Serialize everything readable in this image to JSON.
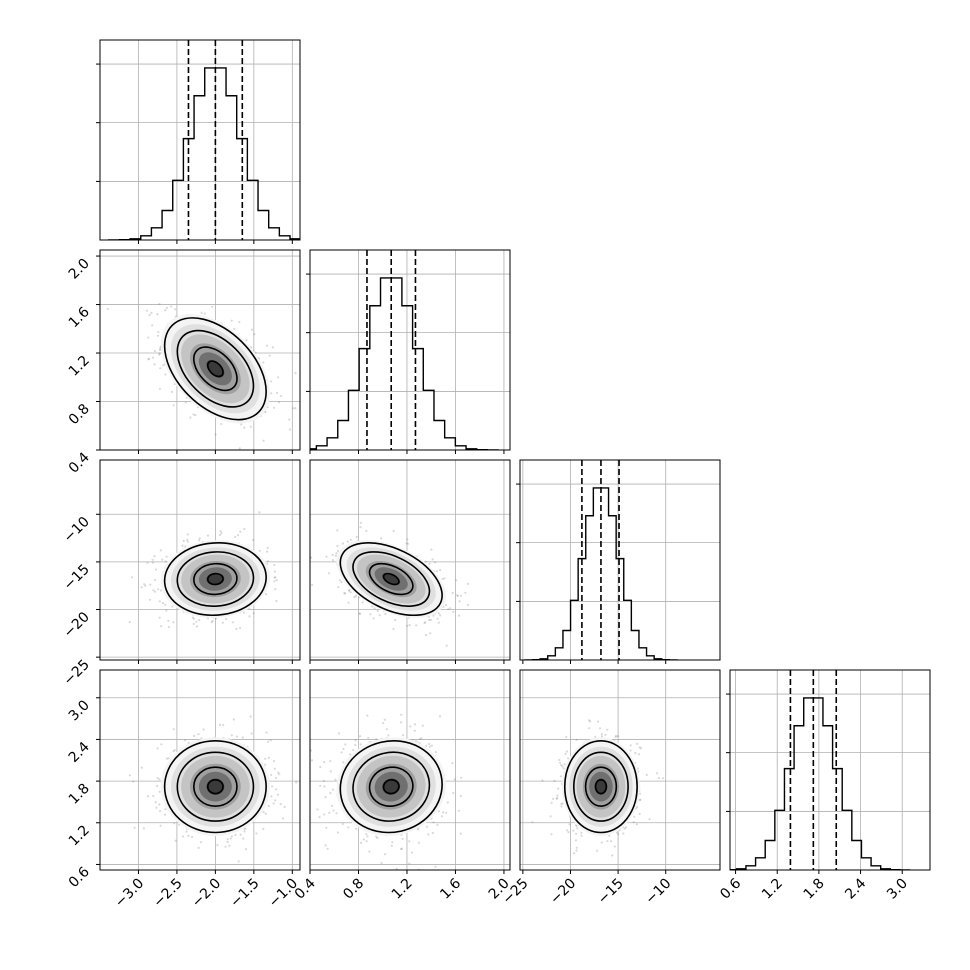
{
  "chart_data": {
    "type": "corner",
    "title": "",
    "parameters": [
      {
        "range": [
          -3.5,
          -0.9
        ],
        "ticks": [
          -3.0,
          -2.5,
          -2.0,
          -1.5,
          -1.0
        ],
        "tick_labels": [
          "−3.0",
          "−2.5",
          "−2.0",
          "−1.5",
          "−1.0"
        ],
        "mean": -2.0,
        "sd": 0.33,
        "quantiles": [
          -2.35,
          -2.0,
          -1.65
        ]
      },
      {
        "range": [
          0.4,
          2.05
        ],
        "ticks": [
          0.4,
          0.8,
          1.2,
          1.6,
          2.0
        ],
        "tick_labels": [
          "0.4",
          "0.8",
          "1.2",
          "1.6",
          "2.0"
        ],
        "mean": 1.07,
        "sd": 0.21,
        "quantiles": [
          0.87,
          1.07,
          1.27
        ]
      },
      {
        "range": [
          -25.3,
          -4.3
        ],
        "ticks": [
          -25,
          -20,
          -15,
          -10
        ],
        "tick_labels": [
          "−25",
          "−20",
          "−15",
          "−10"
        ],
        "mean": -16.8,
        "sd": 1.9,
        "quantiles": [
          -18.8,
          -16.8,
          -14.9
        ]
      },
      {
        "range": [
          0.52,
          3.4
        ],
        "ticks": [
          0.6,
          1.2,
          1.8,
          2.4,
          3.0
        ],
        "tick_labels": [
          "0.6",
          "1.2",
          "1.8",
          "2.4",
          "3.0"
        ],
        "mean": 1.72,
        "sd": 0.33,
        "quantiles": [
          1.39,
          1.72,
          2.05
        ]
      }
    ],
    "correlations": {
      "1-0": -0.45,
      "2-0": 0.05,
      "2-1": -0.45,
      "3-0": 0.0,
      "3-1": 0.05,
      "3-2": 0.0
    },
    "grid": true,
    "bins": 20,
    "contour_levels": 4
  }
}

===============

*AIM:* Write the full listing out again with every line unchanged, but include no pictures.

*SOLUTION:*
Serialize everything readable in this image to JSON.
{
  "chart_data": {
    "type": "corner",
    "title": "",
    "parameters": [
      {
        "range": [
          -3.5,
          -0.9
        ],
        "ticks": [
          -3.0,
          -2.5,
          -2.0,
          -1.5,
          -1.0
        ],
        "tick_labels": [
          "−3.0",
          "−2.5",
          "−2.0",
          "−1.5",
          "−1.0"
        ],
        "mean": -2.0,
        "sd": 0.33,
        "quantiles": [
          -2.35,
          -2.0,
          -1.65
        ]
      },
      {
        "range": [
          0.4,
          2.05
        ],
        "ticks": [
          0.4,
          0.8,
          1.2,
          1.6,
          2.0
        ],
        "tick_labels": [
          "0.4",
          "0.8",
          "1.2",
          "1.6",
          "2.0"
        ],
        "mean": 1.07,
        "sd": 0.21,
        "quantiles": [
          0.87,
          1.07,
          1.27
        ]
      },
      {
        "range": [
          -25.3,
          -4.3
        ],
        "ticks": [
          -25,
          -20,
          -15,
          -10
        ],
        "tick_labels": [
          "−25",
          "−20",
          "−15",
          "−10"
        ],
        "mean": -16.8,
        "sd": 1.9,
        "quantiles": [
          -18.8,
          -16.8,
          -14.9
        ]
      },
      {
        "range": [
          0.52,
          3.4
        ],
        "ticks": [
          0.6,
          1.2,
          1.8,
          2.4,
          3.0
        ],
        "tick_labels": [
          "0.6",
          "1.2",
          "1.8",
          "2.4",
          "3.0"
        ],
        "mean": 1.72,
        "sd": 0.33,
        "quantiles": [
          1.39,
          1.72,
          2.05
        ]
      }
    ],
    "correlations": {
      "1-0": -0.45,
      "2-0": 0.05,
      "2-1": -0.45,
      "3-0": 0.0,
      "3-1": 0.05,
      "3-2": 0.0
    },
    "grid": true,
    "bins": 20,
    "contour_levels": 4
  }
}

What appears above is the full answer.